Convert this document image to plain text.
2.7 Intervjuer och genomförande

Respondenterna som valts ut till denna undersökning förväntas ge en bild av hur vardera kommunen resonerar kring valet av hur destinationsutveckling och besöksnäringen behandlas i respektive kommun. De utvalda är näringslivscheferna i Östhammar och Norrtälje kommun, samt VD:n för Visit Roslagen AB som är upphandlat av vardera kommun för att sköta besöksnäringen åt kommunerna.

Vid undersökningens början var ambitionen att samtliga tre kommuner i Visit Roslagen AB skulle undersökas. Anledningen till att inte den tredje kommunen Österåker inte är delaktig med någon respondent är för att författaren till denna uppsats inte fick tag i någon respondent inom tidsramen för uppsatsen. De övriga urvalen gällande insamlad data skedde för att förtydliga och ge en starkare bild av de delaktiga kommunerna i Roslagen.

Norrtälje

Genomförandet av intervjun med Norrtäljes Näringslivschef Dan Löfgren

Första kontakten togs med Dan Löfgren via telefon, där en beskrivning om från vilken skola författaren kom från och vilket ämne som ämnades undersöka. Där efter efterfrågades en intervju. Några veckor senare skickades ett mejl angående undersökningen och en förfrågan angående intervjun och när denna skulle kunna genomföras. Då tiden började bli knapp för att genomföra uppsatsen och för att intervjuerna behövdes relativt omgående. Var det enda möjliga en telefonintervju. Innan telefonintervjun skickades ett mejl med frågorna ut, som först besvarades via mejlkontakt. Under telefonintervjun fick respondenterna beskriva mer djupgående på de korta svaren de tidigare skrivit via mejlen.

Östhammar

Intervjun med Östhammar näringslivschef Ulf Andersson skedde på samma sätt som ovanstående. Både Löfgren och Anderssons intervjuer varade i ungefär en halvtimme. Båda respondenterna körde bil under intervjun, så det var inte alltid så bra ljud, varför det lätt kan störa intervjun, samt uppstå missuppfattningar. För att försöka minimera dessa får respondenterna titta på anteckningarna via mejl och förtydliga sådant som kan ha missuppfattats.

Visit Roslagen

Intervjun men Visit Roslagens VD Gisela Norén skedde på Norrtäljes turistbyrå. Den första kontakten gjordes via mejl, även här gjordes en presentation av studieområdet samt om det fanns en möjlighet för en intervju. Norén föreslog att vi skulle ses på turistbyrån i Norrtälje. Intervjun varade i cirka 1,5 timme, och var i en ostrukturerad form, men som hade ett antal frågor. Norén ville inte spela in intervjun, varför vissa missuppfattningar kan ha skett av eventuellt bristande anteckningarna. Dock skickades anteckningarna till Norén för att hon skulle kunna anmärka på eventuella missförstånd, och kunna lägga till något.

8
━━━━━━━━━━
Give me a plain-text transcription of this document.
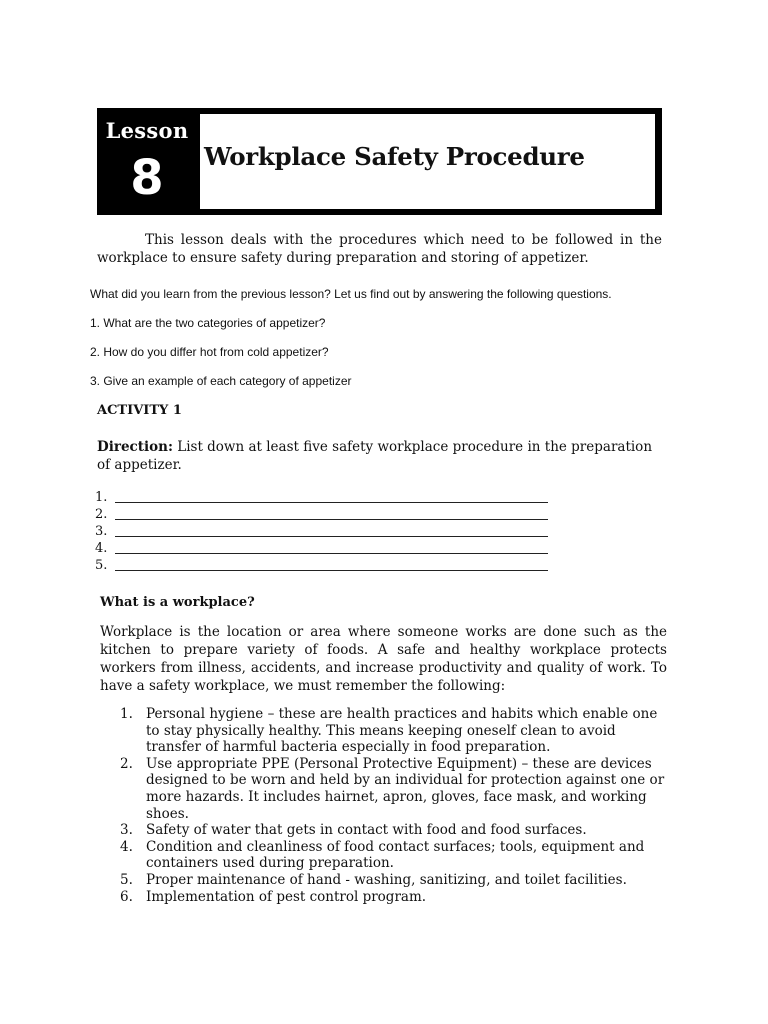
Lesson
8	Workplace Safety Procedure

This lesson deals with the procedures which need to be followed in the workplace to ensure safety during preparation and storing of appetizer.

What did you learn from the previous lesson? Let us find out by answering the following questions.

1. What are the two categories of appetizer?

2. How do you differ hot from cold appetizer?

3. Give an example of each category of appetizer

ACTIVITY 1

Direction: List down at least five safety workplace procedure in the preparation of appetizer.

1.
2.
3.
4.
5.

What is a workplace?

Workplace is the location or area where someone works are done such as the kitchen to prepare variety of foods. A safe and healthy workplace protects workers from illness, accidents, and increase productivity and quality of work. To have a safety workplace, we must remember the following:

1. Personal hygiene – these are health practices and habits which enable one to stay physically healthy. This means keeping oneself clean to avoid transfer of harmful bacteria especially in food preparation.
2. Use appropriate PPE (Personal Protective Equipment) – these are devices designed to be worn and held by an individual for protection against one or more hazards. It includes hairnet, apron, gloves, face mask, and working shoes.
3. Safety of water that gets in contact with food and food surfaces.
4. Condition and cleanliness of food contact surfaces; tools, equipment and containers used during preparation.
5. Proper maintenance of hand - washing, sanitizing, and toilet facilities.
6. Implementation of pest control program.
━━━━━━━━━━
* [What you have to do]: What is the number of lines in the data holding the word "Give"? Reply with that number only.

* [Answer to this exercise]: 2